***** Task material *****
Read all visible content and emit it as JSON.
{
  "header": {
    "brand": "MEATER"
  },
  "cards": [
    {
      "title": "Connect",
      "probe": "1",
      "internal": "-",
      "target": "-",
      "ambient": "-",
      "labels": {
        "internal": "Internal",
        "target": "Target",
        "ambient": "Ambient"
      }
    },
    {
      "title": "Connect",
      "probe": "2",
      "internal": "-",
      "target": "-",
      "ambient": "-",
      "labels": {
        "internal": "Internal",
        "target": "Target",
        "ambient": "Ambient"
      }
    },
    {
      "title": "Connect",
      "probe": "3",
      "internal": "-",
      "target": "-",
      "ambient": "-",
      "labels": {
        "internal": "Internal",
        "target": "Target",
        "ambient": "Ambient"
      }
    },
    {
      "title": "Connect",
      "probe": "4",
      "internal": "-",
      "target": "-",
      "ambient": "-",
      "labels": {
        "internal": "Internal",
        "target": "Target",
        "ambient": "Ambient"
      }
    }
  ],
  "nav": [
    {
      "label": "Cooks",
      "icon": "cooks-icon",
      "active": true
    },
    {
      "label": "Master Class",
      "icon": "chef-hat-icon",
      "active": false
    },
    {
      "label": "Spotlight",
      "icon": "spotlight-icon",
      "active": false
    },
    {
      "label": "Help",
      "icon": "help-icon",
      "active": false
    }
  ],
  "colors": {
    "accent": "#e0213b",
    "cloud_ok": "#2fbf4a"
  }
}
*****
_What is being asked:_ Reproduce every line of the material above exactly.

_Exercise response:_
Read all visible content and emit it as JSON.
{
  "header": {
    "brand": "MEATER"
  },
  "cards": [
    {
      "title": "Connect",
      "probe": "1",
      "internal": "-",
      "target": "-",
      "ambient": "-",
      "labels": {
        "internal": "Internal",
        "target": "Target",
        "ambient": "Ambient"
      }
    },
    {
      "title": "Connect",
      "probe": "2",
      "internal": "-",
      "target": "-",
      "ambient": "-",
      "labels": {
        "internal": "Internal",
        "target": "Target",
        "ambient": "Ambient"
      }
    },
    {
      "title": "Connect",
      "probe": "3",
      "internal": "-",
      "target": "-",
      "ambient": "-",
      "labels": {
        "internal": "Internal",
        "target": "Target",
        "ambient": "Ambient"
      }
    },
    {
      "title": "Connect",
      "probe": "4",
      "internal": "-",
      "target": "-",
      "ambient": "-",
      "labels": {
        "internal": "Internal",
        "target": "Target",
        "ambient": "Ambient"
      }
    }
  ],
  "nav": [
    {
      "label": "Cooks",
      "icon": "cooks-icon",
      "active": true
    },
    {
      "label": "Master Class",
      "icon": "chef-hat-icon",
      "active": false
    },
    {
      "label": "Spotlight",
      "icon": "spotlight-icon",
      "active": false
    },
    {
      "label": "Help",
      "icon": "help-icon",
      "active": false
    }
  ],
  "colors": {
    "accent": "#e0213b",
    "cloud_ok": "#2fbf4a"
  }
}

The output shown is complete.